§ EXTRACTED MATERIAL
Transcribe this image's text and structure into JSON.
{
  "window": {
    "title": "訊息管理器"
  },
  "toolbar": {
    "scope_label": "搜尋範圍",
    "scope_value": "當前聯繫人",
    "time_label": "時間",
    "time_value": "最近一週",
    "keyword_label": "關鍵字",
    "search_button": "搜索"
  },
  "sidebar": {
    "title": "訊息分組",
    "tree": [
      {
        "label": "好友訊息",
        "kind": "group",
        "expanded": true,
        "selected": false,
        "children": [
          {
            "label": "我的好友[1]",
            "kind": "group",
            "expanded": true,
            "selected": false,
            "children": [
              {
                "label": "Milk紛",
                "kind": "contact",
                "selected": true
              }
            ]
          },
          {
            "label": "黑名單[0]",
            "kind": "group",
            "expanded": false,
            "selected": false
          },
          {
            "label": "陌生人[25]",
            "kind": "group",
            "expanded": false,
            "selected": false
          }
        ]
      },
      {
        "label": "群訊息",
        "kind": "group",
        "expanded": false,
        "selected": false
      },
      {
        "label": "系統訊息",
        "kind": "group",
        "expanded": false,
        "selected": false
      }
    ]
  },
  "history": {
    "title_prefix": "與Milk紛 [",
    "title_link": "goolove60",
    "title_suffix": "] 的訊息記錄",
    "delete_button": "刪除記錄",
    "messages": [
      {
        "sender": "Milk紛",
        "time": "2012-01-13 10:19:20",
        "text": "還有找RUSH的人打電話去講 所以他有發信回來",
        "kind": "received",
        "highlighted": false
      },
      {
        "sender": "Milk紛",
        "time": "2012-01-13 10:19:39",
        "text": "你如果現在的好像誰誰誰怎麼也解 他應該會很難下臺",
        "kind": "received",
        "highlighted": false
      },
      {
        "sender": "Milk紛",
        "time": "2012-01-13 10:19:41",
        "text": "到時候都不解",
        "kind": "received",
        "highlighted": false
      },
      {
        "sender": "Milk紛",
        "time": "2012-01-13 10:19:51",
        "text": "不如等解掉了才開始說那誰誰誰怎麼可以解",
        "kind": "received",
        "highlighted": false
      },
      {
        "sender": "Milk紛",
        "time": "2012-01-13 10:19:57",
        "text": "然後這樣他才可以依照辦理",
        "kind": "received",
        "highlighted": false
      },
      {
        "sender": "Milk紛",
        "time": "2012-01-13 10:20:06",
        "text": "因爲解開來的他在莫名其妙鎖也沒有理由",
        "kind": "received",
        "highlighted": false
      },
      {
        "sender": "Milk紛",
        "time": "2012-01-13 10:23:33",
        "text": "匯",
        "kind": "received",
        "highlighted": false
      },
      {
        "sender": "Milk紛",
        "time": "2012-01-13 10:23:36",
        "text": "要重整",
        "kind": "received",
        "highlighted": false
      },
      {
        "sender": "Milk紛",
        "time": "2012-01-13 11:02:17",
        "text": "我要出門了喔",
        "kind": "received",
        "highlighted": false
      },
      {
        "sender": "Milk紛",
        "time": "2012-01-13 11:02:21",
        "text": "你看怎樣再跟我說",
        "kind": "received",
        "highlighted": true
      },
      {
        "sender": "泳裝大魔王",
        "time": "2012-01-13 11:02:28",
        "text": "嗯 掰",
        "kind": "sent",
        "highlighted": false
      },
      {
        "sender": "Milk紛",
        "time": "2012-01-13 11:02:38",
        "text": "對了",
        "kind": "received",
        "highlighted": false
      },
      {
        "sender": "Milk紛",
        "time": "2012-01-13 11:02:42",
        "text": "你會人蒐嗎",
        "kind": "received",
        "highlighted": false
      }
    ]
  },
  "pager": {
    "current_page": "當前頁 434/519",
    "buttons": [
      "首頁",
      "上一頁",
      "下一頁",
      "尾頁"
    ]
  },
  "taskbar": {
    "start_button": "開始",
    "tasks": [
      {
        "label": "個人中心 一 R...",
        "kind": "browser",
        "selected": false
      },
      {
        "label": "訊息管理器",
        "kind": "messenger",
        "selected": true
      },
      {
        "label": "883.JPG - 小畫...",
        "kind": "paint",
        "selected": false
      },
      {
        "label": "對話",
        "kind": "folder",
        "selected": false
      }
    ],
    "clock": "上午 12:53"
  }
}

§ OBJECTIVE
Give an exact repetition of all the material.

§ EXERCISE RESPONSE
Transcribe this image's text and structure into JSON.
{
  "window": {
    "title": "訊息管理器"
  },
  "toolbar": {
    "scope_label": "搜尋範圍",
    "scope_value": "當前聯繫人",
    "time_label": "時間",
    "time_value": "最近一週",
    "keyword_label": "關鍵字",
    "search_button": "搜索"
  },
  "sidebar": {
    "title": "訊息分組",
    "tree": [
      {
        "label": "好友訊息",
        "kind": "group",
        "expanded": true,
        "selected": false,
        "children": [
          {
            "label": "我的好友[1]",
            "kind": "group",
            "expanded": true,
            "selected": false,
            "children": [
              {
                "label": "Milk紛",
                "kind": "contact",
                "selected": true
              }
            ]
          },
          {
            "label": "黑名單[0]",
            "kind": "group",
            "expanded": false,
            "selected": false
          },
          {
            "label": "陌生人[25]",
            "kind": "group",
            "expanded": false,
            "selected": false
          }
        ]
      },
      {
        "label": "群訊息",
        "kind": "group",
        "expanded": false,
        "selected": false
      },
      {
        "label": "系統訊息",
        "kind": "group",
        "expanded": false,
        "selected": false
      }
    ]
  },
  "history": {
    "title_prefix": "與Milk紛 [",
    "title_link": "goolove60",
    "title_suffix": "] 的訊息記錄",
    "delete_button": "刪除記錄",
    "messages": [
      {
        "sender": "Milk紛",
        "time": "2012-01-13 10:19:20",
        "text": "還有找RUSH的人打電話去講 所以他有發信回來",
        "kind": "received",
        "highlighted": false
      },
      {
        "sender": "Milk紛",
        "time": "2012-01-13 10:19:39",
        "text": "你如果現在的好像誰誰誰怎麼也解 他應該會很難下臺",
        "kind": "received",
        "highlighted": false
      },
      {
        "sender": "Milk紛",
        "time": "2012-01-13 10:19:41",
        "text": "到時候都不解",
        "kind": "received",
        "highlighted": false
      },
      {
        "sender": "Milk紛",
        "time": "2012-01-13 10:19:51",
        "text": "不如等解掉了才開始說那誰誰誰怎麼可以解",
        "kind": "received",
        "highlighted": false
      },
      {
        "sender": "Milk紛",
        "time": "2012-01-13 10:19:57",
        "text": "然後這樣他才可以依照辦理",
        "kind": "received",
        "highlighted": false
      },
      {
        "sender": "Milk紛",
        "time": "2012-01-13 10:20:06",
        "text": "因爲解開來的他在莫名其妙鎖也沒有理由",
        "kind": "received",
        "highlighted": false
      },
      {
        "sender": "Milk紛",
        "time": "2012-01-13 10:23:33",
        "text": "匯",
        "kind": "received",
        "highlighted": false
      },
      {
        "sender": "Milk紛",
        "time": "2012-01-13 10:23:36",
        "text": "要重整",
        "kind": "received",
        "highlighted": false
      },
      {
        "sender": "Milk紛",
        "time": "2012-01-13 11:02:17",
        "text": "我要出門了喔",
        "kind": "received",
        "highlighted": false
      },
      {
        "sender": "Milk紛",
        "time": "2012-01-13 11:02:21",
        "text": "你看怎樣再跟我說",
        "kind": "received",
        "highlighted": true
      },
      {
        "sender": "泳裝大魔王",
        "time": "2012-01-13 11:02:28",
        "text": "嗯 掰",
        "kind": "sent",
        "highlighted": false
      },
      {
        "sender": "Milk紛",
        "time": "2012-01-13 11:02:38",
        "text": "對了",
        "kind": "received",
        "highlighted": false
      },
      {
        "sender": "Milk紛",
        "time": "2012-01-13 11:02:42",
        "text": "你會人蒐嗎",
        "kind": "received",
        "highlighted": false
      }
    ]
  },
  "pager": {
    "current_page": "當前頁 434/519",
    "buttons": [
      "首頁",
      "上一頁",
      "下一頁",
      "尾頁"
    ]
  },
  "taskbar": {
    "start_button": "開始",
    "tasks": [
      {
        "label": "個人中心 一 R...",
        "kind": "browser",
        "selected": false
      },
      {
        "label": "訊息管理器",
        "kind": "messenger",
        "selected": true
      },
      {
        "label": "883.JPG - 小畫...",
        "kind": "paint",
        "selected": false
      },
      {
        "label": "對話",
        "kind": "folder",
        "selected": false
      }
    ],
    "clock": "上午 12:53"
  }
}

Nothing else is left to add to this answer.